BEGIN

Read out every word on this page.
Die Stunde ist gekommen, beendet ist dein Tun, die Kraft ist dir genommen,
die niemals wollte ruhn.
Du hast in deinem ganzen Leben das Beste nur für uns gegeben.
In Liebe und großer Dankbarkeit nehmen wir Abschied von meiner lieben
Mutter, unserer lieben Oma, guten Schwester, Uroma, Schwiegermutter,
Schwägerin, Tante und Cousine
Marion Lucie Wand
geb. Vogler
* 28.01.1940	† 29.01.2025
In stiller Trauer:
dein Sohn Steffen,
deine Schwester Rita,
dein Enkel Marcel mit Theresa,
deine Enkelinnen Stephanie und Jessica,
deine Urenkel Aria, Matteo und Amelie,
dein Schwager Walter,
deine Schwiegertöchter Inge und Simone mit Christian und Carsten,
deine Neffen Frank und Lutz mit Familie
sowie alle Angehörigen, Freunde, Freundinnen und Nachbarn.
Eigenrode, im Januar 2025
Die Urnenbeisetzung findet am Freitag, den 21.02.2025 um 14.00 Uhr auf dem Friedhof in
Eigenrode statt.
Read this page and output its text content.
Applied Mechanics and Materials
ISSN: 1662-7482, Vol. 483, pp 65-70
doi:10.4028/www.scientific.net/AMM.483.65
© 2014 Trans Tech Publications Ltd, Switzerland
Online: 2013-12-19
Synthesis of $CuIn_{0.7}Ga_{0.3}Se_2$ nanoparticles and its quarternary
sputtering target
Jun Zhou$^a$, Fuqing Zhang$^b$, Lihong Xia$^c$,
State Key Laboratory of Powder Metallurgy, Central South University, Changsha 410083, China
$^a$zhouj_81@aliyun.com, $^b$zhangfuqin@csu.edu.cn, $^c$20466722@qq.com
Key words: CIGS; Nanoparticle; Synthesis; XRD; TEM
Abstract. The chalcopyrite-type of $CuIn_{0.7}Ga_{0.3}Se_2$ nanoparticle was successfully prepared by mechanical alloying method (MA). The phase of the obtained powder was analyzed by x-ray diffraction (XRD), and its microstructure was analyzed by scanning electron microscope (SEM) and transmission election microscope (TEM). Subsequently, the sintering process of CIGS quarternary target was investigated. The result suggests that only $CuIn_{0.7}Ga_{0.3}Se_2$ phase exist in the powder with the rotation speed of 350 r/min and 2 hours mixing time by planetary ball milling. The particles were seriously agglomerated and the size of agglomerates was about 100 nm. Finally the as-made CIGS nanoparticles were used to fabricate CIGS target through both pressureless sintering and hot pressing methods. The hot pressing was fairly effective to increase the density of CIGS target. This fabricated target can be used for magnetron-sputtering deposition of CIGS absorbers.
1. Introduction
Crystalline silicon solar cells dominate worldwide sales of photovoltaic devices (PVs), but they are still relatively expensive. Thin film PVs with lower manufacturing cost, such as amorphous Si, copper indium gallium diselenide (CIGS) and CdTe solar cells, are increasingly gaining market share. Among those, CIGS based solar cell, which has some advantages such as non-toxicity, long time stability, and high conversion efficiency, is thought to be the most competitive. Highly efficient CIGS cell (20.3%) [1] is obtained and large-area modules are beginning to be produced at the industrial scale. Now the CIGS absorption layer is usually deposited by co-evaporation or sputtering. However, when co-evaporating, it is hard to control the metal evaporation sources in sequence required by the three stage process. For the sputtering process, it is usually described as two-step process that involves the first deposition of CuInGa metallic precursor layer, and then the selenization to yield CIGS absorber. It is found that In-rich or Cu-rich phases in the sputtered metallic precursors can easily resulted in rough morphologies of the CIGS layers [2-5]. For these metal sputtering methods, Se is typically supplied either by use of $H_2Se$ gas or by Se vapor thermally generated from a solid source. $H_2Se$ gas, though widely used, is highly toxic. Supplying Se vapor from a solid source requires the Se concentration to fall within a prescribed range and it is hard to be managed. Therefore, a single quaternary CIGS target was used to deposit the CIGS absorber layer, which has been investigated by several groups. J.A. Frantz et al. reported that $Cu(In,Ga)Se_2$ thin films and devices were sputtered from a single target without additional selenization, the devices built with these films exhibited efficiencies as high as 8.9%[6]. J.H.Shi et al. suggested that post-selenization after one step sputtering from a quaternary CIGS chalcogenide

END

**Activity**
Your task is to copy each line of the data above that holds "nanoparticles".

**Result of this task**
Synthesis of $CuIn_{0.7}Ga_{0.3}Se_2$ nanoparticles and its quarternary
Abstract. The chalcopyrite-type of $CuIn_{0.7}Ga_{0.3}Se_2$ nanoparticle was successfully prepared by mechanical alloying method (MA). The phase of the obtained powder was analyzed by x-ray diffraction (XRD), and its microstructure was analyzed by scanning electron microscope (SEM) and transmission election microscope (TEM). Subsequently, the sintering process of CIGS quarternary target was investigated. The result suggests that only $CuIn_{0.7}Ga_{0.3}Se_2$ phase exist in the powder with the rotation speed of 350 r/min and 2 hours mixing time by planetary ball milling. The particles were seriously agglomerated and the size of agglomerates was about 100 nm. Finally the as-made CIGS nanoparticles were used to fabricate CIGS target through both pressureless sintering and hot pressing methods. The hot pressing was fairly effective to increase the density of CIGS target. This fabricated target can be used for magnetron-sputtering deposition of CIGS absorbers.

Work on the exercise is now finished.